Look through the lines below and extract each one that contains "altera".

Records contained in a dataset
- - - -

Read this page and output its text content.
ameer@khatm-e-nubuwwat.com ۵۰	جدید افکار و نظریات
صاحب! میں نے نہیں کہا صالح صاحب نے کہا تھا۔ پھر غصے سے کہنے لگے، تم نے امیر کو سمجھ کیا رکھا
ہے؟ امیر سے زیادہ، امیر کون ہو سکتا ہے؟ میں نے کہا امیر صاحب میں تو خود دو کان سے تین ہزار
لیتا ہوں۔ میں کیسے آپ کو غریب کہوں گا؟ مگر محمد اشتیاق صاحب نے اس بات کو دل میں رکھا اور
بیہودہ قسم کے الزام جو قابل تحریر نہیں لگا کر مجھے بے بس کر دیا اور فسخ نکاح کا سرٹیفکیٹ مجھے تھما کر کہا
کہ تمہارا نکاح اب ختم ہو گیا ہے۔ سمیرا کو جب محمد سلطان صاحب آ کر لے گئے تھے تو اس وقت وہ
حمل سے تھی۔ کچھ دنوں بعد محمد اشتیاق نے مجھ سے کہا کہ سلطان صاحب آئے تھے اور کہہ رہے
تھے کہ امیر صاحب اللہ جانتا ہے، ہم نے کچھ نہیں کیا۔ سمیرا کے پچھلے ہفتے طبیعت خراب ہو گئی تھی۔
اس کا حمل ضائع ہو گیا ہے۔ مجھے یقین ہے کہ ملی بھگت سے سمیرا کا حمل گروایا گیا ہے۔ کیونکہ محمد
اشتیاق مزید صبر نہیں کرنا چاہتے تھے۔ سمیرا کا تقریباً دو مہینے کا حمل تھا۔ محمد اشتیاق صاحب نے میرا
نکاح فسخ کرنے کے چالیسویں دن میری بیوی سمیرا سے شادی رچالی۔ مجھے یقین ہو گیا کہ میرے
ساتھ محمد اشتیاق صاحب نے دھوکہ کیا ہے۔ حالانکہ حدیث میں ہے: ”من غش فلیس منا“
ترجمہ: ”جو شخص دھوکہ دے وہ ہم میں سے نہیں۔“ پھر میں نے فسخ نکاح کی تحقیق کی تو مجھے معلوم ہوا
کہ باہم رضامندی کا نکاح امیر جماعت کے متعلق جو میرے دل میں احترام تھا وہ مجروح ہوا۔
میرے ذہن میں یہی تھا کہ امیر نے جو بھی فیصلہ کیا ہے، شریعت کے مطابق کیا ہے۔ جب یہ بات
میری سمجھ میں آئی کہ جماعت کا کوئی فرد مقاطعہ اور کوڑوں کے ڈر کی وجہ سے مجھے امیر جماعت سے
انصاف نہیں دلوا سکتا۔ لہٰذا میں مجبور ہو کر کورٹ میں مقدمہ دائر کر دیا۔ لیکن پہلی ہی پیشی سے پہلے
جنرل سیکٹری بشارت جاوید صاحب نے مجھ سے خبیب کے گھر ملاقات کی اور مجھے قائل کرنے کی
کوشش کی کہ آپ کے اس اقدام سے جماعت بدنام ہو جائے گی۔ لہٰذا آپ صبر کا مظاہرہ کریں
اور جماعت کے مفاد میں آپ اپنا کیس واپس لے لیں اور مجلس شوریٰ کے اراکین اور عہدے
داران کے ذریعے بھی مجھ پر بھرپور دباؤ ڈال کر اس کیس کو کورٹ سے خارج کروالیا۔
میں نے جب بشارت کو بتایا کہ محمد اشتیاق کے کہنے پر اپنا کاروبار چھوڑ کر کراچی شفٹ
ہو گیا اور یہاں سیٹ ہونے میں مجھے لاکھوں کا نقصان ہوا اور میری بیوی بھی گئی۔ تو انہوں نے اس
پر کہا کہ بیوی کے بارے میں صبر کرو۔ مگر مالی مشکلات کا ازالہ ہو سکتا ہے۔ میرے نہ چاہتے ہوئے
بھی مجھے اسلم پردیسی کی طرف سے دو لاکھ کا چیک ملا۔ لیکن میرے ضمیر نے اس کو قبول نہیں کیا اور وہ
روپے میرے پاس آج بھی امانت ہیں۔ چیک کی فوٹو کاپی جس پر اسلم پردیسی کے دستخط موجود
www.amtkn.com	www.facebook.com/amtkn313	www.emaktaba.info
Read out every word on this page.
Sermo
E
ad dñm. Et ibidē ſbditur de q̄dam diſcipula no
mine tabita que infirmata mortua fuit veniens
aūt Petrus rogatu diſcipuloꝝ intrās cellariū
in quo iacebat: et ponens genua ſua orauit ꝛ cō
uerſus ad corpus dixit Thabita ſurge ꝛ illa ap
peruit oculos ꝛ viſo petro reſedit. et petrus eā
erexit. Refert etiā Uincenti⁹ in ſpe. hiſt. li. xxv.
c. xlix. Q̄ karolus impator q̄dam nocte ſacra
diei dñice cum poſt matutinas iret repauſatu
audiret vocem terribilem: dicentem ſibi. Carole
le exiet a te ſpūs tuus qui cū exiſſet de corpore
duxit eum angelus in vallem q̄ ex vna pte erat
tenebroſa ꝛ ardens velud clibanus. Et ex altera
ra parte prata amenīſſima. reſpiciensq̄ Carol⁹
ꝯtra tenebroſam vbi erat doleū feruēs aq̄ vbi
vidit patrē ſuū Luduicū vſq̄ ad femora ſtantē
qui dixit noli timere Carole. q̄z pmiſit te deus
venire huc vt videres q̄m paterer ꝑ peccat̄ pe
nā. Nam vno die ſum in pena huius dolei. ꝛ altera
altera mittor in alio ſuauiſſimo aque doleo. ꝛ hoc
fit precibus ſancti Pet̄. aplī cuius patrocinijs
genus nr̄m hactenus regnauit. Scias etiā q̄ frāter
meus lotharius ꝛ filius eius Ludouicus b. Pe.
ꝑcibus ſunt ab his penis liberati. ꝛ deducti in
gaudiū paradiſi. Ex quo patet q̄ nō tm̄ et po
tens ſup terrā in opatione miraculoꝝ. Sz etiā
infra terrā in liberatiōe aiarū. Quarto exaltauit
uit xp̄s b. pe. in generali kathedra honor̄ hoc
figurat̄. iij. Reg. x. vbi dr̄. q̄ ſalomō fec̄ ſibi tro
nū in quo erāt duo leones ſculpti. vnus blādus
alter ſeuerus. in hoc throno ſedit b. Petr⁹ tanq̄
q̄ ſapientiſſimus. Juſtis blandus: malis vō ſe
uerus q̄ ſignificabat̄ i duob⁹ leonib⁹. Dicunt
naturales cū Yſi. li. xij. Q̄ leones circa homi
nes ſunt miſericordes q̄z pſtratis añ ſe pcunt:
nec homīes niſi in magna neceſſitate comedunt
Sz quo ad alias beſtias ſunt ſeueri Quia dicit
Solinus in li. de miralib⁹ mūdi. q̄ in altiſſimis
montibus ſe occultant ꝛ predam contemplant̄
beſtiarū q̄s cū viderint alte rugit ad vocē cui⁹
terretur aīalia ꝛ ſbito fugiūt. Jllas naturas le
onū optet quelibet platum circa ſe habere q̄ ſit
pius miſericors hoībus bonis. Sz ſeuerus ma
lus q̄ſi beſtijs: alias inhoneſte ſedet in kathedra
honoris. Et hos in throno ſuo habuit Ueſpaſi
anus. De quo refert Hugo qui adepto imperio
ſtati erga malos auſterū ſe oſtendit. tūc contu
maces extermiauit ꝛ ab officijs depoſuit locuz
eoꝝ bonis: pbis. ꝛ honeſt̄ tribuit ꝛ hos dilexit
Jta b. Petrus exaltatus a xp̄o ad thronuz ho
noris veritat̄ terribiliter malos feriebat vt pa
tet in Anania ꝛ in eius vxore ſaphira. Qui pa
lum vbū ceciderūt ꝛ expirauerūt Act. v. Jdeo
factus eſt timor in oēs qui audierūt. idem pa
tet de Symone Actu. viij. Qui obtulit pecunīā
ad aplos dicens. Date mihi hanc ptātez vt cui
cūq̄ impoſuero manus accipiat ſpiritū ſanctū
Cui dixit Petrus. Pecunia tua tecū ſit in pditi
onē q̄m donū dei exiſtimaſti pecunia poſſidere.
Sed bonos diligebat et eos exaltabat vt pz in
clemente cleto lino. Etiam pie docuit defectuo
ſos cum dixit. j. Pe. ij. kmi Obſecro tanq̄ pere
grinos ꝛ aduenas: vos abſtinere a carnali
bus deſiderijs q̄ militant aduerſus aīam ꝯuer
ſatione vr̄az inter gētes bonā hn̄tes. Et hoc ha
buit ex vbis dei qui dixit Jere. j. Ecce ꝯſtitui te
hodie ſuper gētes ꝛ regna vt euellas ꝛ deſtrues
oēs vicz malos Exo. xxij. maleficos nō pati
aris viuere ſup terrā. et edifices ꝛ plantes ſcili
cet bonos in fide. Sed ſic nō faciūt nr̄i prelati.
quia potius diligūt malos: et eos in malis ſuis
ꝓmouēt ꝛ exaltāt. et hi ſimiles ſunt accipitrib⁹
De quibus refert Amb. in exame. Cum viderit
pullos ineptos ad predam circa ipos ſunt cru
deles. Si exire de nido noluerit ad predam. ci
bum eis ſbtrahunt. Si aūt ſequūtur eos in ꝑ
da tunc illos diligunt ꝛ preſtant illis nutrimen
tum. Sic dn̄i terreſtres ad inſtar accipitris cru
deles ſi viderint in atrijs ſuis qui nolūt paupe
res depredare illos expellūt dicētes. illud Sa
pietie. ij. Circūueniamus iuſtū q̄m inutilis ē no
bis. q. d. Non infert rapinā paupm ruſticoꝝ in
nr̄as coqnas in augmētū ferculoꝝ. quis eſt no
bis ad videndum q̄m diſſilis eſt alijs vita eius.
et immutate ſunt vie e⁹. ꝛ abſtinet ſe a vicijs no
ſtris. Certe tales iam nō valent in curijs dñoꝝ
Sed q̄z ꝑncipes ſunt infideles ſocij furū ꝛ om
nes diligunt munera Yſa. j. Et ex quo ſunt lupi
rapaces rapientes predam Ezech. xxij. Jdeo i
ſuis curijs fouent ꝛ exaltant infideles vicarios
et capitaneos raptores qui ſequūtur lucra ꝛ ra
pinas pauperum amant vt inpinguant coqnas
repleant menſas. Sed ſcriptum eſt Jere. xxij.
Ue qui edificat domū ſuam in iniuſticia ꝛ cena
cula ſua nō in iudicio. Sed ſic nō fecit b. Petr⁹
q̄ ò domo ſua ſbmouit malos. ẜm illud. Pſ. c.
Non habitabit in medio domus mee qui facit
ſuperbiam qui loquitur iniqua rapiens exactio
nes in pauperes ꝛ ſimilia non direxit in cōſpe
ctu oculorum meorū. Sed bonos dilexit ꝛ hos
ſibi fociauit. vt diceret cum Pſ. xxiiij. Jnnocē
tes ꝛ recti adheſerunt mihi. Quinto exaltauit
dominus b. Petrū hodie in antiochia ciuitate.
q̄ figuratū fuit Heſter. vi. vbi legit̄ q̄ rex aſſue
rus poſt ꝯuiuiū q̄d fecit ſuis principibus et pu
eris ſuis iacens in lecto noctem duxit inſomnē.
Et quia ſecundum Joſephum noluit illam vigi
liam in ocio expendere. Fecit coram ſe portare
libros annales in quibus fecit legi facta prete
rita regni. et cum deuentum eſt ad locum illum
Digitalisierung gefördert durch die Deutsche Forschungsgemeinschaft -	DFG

- - - -

**CORRECT ANSWER**
tenebroſa ꝛ ardens velud clibanus. Et ex altera
nā. Nam vno die ſum in pena huius dolei. ꝛ altera
altera mittor in alio ſuauiſſimo aque doleo. ꝛ hoc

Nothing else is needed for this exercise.